Copy out all lines of the records in which the word "пункта" appears.

--- begin Supplied records ---

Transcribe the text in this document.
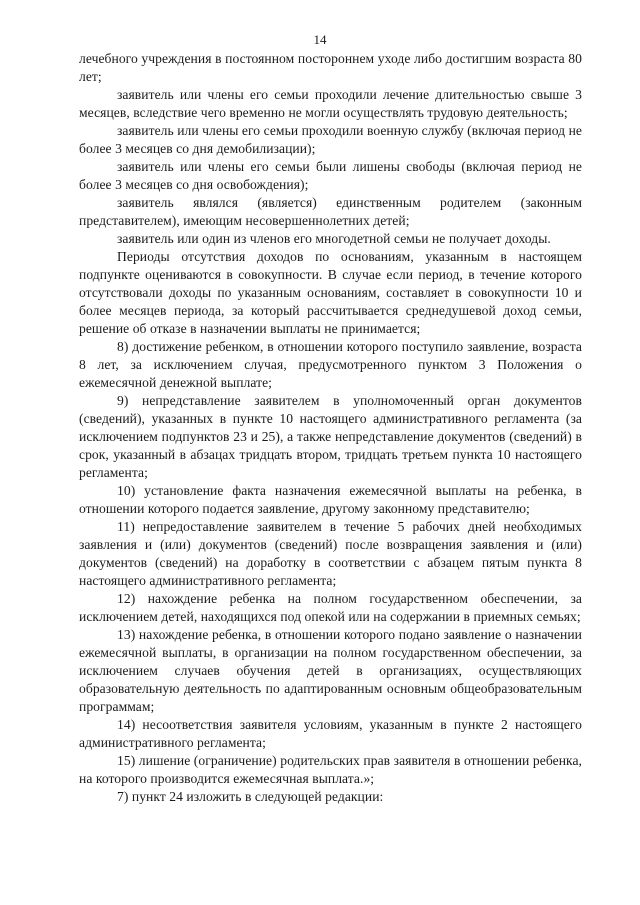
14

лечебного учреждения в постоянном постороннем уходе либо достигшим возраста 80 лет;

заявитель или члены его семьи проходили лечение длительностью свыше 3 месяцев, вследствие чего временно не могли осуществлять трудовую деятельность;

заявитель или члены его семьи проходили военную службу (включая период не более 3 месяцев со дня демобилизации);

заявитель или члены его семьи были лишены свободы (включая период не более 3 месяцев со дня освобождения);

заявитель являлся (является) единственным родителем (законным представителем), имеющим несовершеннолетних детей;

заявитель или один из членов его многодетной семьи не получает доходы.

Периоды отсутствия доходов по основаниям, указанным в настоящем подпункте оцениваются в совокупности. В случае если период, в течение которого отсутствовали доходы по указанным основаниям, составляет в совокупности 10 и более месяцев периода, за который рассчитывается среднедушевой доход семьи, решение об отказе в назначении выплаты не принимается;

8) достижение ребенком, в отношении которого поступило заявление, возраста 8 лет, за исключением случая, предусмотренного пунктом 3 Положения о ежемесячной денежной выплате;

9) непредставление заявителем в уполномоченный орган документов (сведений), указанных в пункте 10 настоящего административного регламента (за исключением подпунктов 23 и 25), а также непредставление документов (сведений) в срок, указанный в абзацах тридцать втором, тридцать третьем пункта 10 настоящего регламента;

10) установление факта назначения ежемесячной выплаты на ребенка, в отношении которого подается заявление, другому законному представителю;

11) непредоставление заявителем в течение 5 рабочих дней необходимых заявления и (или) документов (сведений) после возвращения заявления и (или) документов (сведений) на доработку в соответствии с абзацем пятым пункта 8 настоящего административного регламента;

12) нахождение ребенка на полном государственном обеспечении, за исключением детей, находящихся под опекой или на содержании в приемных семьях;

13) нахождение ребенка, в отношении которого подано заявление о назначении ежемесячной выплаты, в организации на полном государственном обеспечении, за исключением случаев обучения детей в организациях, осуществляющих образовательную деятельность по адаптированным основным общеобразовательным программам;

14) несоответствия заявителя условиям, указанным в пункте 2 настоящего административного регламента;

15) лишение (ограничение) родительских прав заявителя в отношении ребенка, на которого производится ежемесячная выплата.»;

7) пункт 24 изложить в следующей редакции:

--- end Supplied records ---

**Response**
9) непредставление заявителем в уполномоченный орган документов (сведений), указанных в пункте 10 настоящего административного регламента (за исключением подпунктов 23 и 25), а также непредставление документов (сведений) в срок, указанный в абзацах тридцать втором, тридцать третьем пункта 10 настоящего регламента;
11) непредоставление заявителем в течение 5 рабочих дней необходимых заявления и (или) документов (сведений) после возвращения заявления и (или) документов (сведений) на доработку в соответствии с абзацем пятым пункта 8 настоящего административного регламента;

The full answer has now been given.